## Set exercise
Copy out all the lines where "izdašnost" shows up.

_____

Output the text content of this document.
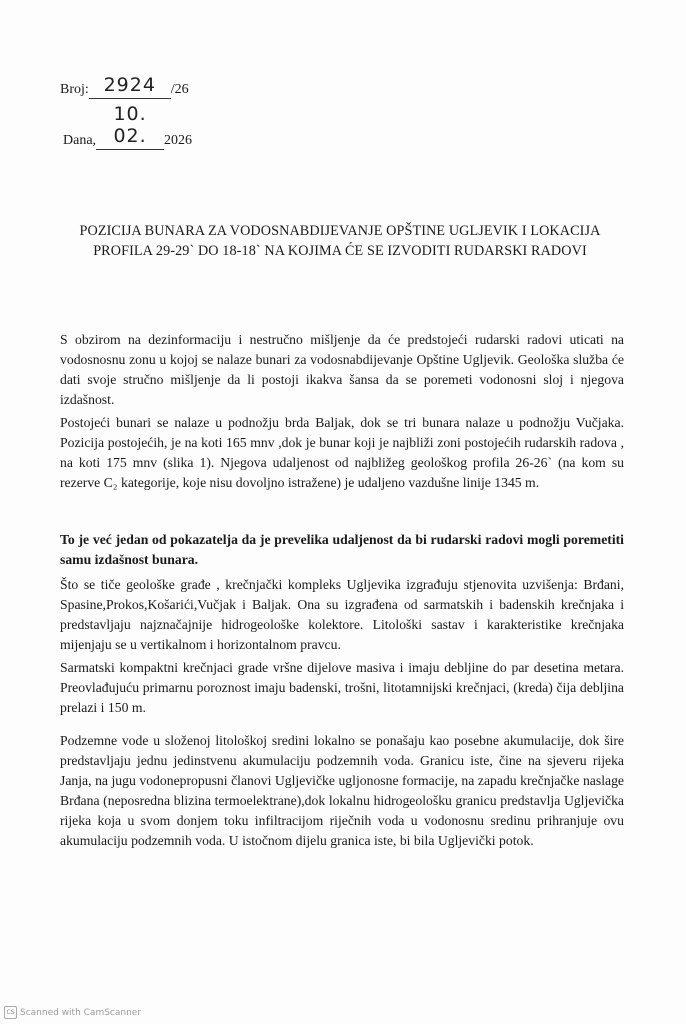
Broj: 2924 /26
Dana,10. 02. 2026
POZICIJA BUNARA ZA VODOSNABDIJEVANJE OPŠTINE UGLJEVIK I LOKACIJA
PROFILA 29-29` DO 18-18` NA KOJIMA ĆE SE IZVODITI RUDARSKI RADOVI

S obzirom na dezinformaciju i nestručno mišljenje da će predstojeći rudarski radovi uticati na vodosnosnu zonu u kojoj se nalaze bunari za vodosnabdijevanje Opštine Ugljevik. Geološka služba će dati svoje stručno mišljenje da li postoji ikakva šansa da se poremeti vodonosni sloj i njegova izdašnost.

Postojeći bunari se nalaze u podnožju brda Baljak, dok se tri bunara nalaze u podnožju Vučjaka. Pozicija postojećih, je na koti 165 mnv ,dok je bunar koji je najbliži zoni postojećih rudarskih radova , na koti 175 mnv (slika 1). Njegova udaljenost od najbližeg geološkog profila 26-26` (na kom su rezerve C₂ kategorije, koje nisu dovoljno istražene) je udaljeno vazdušne linije 1345 m.

To je već jedan od pokazatelja da je prevelika udaljenost da bi rudarski radovi mogli poremetiti samu izdašnost bunara.

Što se tiče geološke građe , krečnjački kompleks Ugljevika izgrađuju stjenovita uzvišenja: Brđani, Spasine,Prokos,Košarići,Vučjak i Baljak. Ona su izgrađena od sarmatskih i badenskih krečnjaka i predstavljaju najznačajnije hidrogeološke kolektore. Litološki sastav i karakteristike krečnjaka mijenjaju se u vertikalnom i horizontalnom pravcu.

Sarmatski kompaktni krečnjaci grade vršne dijelove masiva i imaju debljine do par desetina metara. Preovlađujuću primarnu poroznost imaju badenski, trošni, litotamnijski krečnjaci, (kreda) čija debljina prelazi i 150 m.

Podzemne vode u složenoj litološkoj sredini lokalno se ponašaju kao posebne akumulacije, dok šire predstavljaju jednu jedinstvenu akumulaciju podzemnih voda. Granicu iste, čine na sjeveru rijeka Janja, na jugu vodonepropusni članovi Ugljevičke ugljonosne formacije, na zapadu krečnjačke naslage Brđana (neposredna blizina termoelektrane),dok lokalnu hidrogeološku granicu predstavlja Ugljevička rijeka koja u svom donjem toku infiltracijom riječnih voda u vodonosnu sredinu prihranjuje ovu akumulaciju podzemnih voda. U istočnom dijelu granica iste, bi bila Ugljevički potok.

CS Scanned with CamScanner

_____

## Final answer
S obzirom na dezinformaciju i nestručno mišljenje da će predstojeći rudarski radovi uticati na vodosnosnu zonu u kojoj se nalaze bunari za vodosnabdijevanje Opštine Ugljevik. Geološka služba će dati svoje stručno mišljenje da li postoji ikakva šansa da se poremeti vodonosni sloj i njegova izdašnost.
To je već jedan od pokazatelja da je prevelika udaljenost da bi rudarski radovi mogli poremetiti samu izdašnost bunara.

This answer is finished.